● **Supplied material**
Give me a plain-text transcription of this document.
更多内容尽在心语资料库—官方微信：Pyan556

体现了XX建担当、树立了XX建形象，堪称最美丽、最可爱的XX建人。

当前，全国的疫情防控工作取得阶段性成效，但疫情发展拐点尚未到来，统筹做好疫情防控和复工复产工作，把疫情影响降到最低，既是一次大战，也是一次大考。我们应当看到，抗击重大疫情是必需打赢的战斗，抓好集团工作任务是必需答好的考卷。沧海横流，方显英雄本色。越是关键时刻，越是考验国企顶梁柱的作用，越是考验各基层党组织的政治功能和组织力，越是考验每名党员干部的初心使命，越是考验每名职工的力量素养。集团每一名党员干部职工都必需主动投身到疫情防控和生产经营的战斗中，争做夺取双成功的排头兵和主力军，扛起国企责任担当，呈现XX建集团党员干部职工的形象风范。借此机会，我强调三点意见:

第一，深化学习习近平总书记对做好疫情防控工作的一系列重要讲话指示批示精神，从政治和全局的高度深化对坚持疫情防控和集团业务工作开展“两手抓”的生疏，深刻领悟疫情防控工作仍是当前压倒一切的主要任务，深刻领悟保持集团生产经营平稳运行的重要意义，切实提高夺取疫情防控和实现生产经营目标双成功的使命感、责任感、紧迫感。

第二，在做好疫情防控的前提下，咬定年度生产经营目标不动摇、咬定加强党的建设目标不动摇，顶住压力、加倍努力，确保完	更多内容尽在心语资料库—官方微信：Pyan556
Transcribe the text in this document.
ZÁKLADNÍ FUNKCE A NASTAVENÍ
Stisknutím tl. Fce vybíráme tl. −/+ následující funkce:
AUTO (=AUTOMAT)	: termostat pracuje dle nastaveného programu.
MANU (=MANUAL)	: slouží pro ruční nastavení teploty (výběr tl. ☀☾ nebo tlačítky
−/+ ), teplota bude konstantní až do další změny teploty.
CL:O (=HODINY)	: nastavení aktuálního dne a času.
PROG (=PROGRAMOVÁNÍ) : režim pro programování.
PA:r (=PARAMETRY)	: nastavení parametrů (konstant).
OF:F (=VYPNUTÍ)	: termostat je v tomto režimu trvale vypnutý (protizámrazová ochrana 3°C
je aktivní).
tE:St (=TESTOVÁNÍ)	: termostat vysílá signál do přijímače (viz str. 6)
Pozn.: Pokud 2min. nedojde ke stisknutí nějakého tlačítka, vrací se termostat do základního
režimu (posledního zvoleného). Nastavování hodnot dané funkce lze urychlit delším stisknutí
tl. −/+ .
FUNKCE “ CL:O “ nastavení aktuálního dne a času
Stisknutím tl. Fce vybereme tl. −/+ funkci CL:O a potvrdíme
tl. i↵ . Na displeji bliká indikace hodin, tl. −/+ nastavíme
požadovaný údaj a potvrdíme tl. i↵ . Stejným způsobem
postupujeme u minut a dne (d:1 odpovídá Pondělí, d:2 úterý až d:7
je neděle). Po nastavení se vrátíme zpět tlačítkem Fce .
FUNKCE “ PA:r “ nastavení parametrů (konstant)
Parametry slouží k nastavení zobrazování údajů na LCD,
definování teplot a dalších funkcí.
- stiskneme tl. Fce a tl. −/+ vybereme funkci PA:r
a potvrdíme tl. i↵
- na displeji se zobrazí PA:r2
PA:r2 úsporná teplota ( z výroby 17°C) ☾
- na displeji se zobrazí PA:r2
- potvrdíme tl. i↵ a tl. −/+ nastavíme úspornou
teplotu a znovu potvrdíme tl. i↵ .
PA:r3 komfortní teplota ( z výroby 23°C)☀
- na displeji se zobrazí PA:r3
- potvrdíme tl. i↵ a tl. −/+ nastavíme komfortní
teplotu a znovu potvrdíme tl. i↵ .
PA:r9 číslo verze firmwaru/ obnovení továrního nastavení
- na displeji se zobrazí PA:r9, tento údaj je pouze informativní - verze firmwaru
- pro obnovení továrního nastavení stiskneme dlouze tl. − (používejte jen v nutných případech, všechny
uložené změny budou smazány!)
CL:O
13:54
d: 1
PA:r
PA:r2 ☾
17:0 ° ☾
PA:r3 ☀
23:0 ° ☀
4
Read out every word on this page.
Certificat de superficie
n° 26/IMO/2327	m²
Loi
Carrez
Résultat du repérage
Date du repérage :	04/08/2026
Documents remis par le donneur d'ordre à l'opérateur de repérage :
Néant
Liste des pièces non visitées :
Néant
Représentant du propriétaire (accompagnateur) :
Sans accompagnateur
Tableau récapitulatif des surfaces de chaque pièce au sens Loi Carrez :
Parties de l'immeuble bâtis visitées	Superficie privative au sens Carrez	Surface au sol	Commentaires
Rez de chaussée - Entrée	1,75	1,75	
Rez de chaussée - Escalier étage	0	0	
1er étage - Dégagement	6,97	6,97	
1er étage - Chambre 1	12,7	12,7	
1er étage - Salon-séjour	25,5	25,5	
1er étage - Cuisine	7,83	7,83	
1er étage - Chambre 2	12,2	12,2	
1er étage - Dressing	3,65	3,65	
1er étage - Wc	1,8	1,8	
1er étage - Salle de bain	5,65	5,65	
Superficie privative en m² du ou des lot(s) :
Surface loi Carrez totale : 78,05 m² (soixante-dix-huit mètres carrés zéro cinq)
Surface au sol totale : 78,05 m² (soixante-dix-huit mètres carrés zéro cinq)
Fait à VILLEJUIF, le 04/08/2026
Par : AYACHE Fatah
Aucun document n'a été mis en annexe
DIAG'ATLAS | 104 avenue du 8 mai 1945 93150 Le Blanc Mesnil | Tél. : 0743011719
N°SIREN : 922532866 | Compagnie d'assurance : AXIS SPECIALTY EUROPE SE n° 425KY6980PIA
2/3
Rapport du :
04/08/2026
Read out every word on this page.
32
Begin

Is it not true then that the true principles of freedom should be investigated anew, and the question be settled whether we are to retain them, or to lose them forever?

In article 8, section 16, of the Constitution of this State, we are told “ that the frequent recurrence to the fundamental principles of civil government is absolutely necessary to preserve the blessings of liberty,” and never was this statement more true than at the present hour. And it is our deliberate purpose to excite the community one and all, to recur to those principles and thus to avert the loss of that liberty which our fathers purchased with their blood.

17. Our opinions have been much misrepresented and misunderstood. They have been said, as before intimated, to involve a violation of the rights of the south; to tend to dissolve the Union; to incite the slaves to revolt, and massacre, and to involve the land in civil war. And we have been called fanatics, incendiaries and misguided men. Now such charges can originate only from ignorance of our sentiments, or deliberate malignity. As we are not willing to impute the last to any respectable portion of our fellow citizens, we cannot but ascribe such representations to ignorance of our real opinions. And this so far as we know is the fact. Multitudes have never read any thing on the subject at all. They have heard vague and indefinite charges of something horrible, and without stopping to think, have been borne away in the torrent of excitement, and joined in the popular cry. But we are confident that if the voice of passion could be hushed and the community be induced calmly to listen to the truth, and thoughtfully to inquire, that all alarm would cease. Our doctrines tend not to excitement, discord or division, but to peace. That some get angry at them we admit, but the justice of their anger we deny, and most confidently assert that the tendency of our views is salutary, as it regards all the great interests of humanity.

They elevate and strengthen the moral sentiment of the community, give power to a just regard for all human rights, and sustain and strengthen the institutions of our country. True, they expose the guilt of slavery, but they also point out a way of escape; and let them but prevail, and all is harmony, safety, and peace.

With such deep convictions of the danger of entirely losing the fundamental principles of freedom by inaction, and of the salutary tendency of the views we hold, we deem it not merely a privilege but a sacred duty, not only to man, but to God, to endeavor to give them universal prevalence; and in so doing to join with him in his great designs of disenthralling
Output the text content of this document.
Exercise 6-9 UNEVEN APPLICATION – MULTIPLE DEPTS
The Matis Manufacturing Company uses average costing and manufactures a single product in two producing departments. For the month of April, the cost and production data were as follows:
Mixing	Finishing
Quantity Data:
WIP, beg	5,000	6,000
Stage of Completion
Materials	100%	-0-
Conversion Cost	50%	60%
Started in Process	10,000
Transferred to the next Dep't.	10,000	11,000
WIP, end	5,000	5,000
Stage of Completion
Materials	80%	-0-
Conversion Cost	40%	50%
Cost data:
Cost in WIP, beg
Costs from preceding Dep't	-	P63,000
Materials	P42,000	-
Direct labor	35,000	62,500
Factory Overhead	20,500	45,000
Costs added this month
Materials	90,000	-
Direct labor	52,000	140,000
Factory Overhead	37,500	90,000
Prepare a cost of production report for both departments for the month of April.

● **Direction**
Say how many lines above hold the word "Costs", giving only the count.

● **Exercise output**
2